[Dataset excerpts]
◇ ◇ ◇ ◇

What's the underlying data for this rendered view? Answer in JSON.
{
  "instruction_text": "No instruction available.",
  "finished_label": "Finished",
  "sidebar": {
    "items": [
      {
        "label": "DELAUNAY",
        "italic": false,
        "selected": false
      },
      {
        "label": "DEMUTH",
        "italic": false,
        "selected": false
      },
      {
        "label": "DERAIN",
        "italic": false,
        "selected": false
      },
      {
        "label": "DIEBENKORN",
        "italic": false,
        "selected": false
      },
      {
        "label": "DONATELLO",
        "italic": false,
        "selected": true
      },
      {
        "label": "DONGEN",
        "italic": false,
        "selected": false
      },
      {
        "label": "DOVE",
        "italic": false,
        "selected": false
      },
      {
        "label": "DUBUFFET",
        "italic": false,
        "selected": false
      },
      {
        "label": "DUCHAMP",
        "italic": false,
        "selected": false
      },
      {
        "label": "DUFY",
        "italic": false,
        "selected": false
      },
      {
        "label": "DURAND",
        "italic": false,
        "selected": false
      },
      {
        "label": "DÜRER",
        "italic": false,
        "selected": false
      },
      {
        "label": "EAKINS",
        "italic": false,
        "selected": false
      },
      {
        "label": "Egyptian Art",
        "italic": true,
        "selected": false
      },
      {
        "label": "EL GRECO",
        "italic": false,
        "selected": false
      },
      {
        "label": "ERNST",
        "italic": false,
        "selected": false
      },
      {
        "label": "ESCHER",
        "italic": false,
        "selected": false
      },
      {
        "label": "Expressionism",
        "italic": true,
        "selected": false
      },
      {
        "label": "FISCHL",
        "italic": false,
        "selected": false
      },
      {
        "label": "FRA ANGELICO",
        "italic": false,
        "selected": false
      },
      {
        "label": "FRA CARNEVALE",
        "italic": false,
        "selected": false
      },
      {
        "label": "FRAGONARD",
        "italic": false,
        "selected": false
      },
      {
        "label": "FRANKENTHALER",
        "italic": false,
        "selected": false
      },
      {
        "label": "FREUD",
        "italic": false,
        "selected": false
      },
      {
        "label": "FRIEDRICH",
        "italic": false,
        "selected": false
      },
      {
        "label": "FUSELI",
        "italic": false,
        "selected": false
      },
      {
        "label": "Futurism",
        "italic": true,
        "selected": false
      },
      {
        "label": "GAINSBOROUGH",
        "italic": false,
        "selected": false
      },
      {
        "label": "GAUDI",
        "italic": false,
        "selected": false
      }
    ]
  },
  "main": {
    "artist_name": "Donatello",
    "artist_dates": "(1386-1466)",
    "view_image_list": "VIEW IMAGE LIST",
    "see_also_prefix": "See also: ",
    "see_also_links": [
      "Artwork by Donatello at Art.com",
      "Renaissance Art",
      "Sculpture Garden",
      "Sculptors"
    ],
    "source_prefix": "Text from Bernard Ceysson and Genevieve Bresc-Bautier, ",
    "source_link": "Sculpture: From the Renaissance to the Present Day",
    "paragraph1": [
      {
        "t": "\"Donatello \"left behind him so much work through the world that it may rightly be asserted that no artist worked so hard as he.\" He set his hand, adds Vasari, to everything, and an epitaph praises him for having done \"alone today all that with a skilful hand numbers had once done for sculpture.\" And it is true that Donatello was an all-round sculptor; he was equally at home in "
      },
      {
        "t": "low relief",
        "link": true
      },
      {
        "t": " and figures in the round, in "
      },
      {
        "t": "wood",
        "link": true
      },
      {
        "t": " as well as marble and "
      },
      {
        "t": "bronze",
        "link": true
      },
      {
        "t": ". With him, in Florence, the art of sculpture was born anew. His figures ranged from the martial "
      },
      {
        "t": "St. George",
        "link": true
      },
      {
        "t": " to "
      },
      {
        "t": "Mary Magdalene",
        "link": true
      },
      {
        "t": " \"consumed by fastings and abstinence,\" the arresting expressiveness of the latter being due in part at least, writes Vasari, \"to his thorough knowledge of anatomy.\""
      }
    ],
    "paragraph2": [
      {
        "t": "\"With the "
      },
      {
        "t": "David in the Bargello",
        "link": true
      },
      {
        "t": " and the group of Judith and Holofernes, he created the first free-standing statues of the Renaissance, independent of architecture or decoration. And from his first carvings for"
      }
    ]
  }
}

◇ ◇ ◇ ◇

*Exercise objective:*
Copy and report every line where the word "Vasari" is present.

*Solution below:*
        "t": "\"Donatello \"left behind him so much work through the world that it may rightly be asserted that no artist worked so hard as he.\" He set his hand, adds Vasari, to everything, and an epitaph praises him for having done \"alone today all that with a skilful hand numbers had once done for sculpture.\" And it is true that Donatello was an all-round sculptor; he was equally at home in "
        "t": " \"consumed by fastings and abstinence,\" the arresting expressiveness of the latter being due in part at least, writes Vasari, \"to his thorough knowledge of anatomy.\""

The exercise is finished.